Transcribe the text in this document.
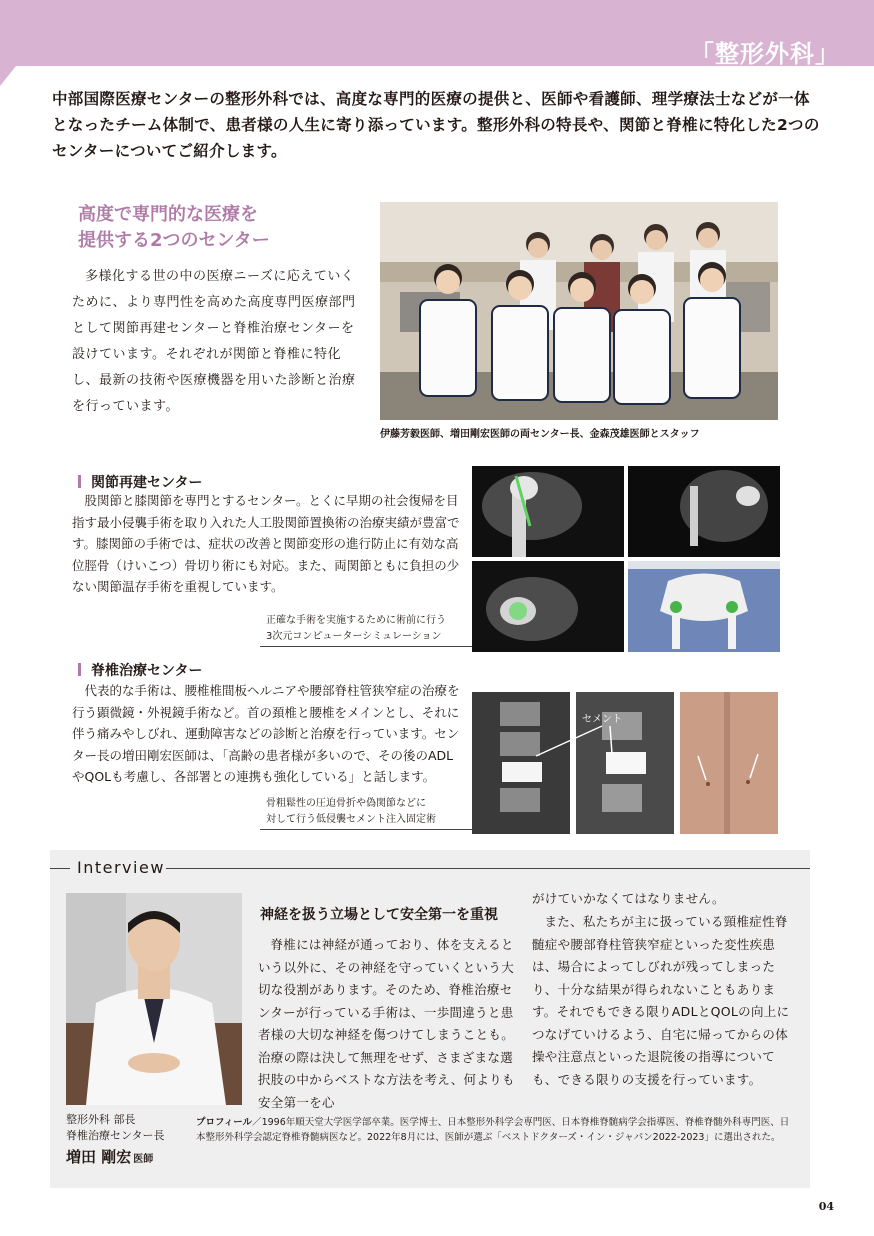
「整形外科」
中部国際医療センターの整形外科では、高度な専門的医療の提供と、医師や看護師、理学療法士などが一体となったチーム体制で、患者様の人生に寄り添っています。整形外科の特長や、関節と脊椎に特化した2つのセンターについてご紹介します。
高度で専門的な医療を
提供する2つのセンター
多様化する世の中の医療ニーズに応えていくために、より専門性を高めた高度専門医療部門として関節再建センターと脊椎治療センターを設けています。それぞれが関節と脊椎に特化し、最新の技術や医療機器を用いた診断と治療を行っています。
伊藤芳毅医師、増田剛宏医師の両センター長、金森茂雄医師とスタッフ
関節再建センター
股関節と膝関節を専門とするセンター。とくに早期の社会復帰を目指す最小侵襲手術を取り入れた人工股関節置換術の治療実績が豊富です。膝関節の手術では、症状の改善と関節変形の進行防止に有効な高位脛骨（けいこつ）骨切り術にも対応。また、両関節ともに負担の少ない関節温存手術を重視しています。
正確な手術を実施するために術前に行う
3次元コンピューターシミュレーション
脊椎治療センター
代表的な手術は、腰椎椎間板ヘルニアや腰部脊柱管狭窄症の治療を行う顕微鏡・外視鏡手術など。首の頚椎と腰椎をメインとし、それに伴う痛みやしびれ、運動障害などの診断と治療を行っています。センター長の増田剛宏医師は、「高齢の患者様が多いので、その後のADLやQOLも考慮し、各部署との連携も強化している」と話します。
骨粗鬆性の圧迫骨折や偽関節などに
対して行う低侵襲セメント注入固定術
セメント
Interview
整形外科 部長
脊椎治療センター長
増田 剛宏 医師
神経を扱う立場として安全第一を重視
脊椎には神経が通っており、体を支えるという以外に、その神経を守っていくという大切な役割があります。そのため、脊椎治療センターが行っている手術は、一歩間違うと患者様の大切な神経を傷つけてしまうことも。治療の際は決して無理をせず、さまざまな選択肢の中からベストな方法を考え、何よりも安全第一を心
がけていかなくてはなりません。
また、私たちが主に扱っている頸椎症性脊髄症や腰部脊柱管狭窄症といった変性疾患は、場合によってしびれが残ってしまったり、十分な結果が得られないこともあります。それでもできる限りADLとQOLの向上につなげていけるよう、自宅に帰ってからの体操や注意点といった退院後の指導についても、できる限りの支援を行っています。
プロフィール／1996年順天堂大学医学部卒業。医学博士、日本整形外科学会専門医、日本脊椎脊髄病学会指導医、脊椎脊髄外科専門医、日本整形外科学会認定脊椎脊髄病医など。2022年8月には、医師が選ぶ「ベストドクターズ・イン・ジャパン2022-2023」に選出された。
04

☆ ☆ ☆ ☆ ☆

Images should not appear in the copy; retype the listing above exactly.

Transcribe the text in this document.
「整形外科」
中部国際医療センターの整形外科では、高度な専門的医療の提供と、医師や看護師、理学療法士などが一体となったチーム体制で、患者様の人生に寄り添っています。整形外科の特長や、関節と脊椎に特化した2つのセンターについてご紹介します。
高度で専門的な医療を
提供する2つのセンター
多様化する世の中の医療ニーズに応えていくために、より専門性を高めた高度専門医療部門として関節再建センターと脊椎治療センターを設けています。それぞれが関節と脊椎に特化し、最新の技術や医療機器を用いた診断と治療を行っています。
伊藤芳毅医師、増田剛宏医師の両センター長、金森茂雄医師とスタッフ
関節再建センター
股関節と膝関節を専門とするセンター。とくに早期の社会復帰を目指す最小侵襲手術を取り入れた人工股関節置換術の治療実績が豊富です。膝関節の手術では、症状の改善と関節変形の進行防止に有効な高位脛骨（けいこつ）骨切り術にも対応。また、両関節ともに負担の少ない関節温存手術を重視しています。
正確な手術を実施するために術前に行う
3次元コンピューターシミュレーション
脊椎治療センター
代表的な手術は、腰椎椎間板ヘルニアや腰部脊柱管狭窄症の治療を行う顕微鏡・外視鏡手術など。首の頚椎と腰椎をメインとし、それに伴う痛みやしびれ、運動障害などの診断と治療を行っています。センター長の増田剛宏医師は、「高齢の患者様が多いので、その後のADLやQOLも考慮し、各部署との連携も強化している」と話します。
骨粗鬆性の圧迫骨折や偽関節などに
対して行う低侵襲セメント注入固定術
セメント
Interview
整形外科 部長
脊椎治療センター長
増田 剛宏 医師
神経を扱う立場として安全第一を重視
脊椎には神経が通っており、体を支えるという以外に、その神経を守っていくという大切な役割があります。そのため、脊椎治療センターが行っている手術は、一歩間違うと患者様の大切な神経を傷つけてしまうことも。治療の際は決して無理をせず、さまざまな選択肢の中からベストな方法を考え、何よりも安全第一を心
がけていかなくてはなりません。
また、私たちが主に扱っている頸椎症性脊髄症や腰部脊柱管狭窄症といった変性疾患は、場合によってしびれが残ってしまったり、十分な結果が得られないこともあります。それでもできる限りADLとQOLの向上につなげていけるよう、自宅に帰ってからの体操や注意点といった退院後の指導についても、できる限りの支援を行っています。
プロフィール／1996年順天堂大学医学部卒業。医学博士、日本整形外科学会専門医、日本脊椎脊髄病学会指導医、脊椎脊髄外科専門医、日本整形外科学会認定脊椎脊髄病医など。2022年8月には、医師が選ぶ「ベストドクターズ・イン・ジャパン2022-2023」に選出された。
04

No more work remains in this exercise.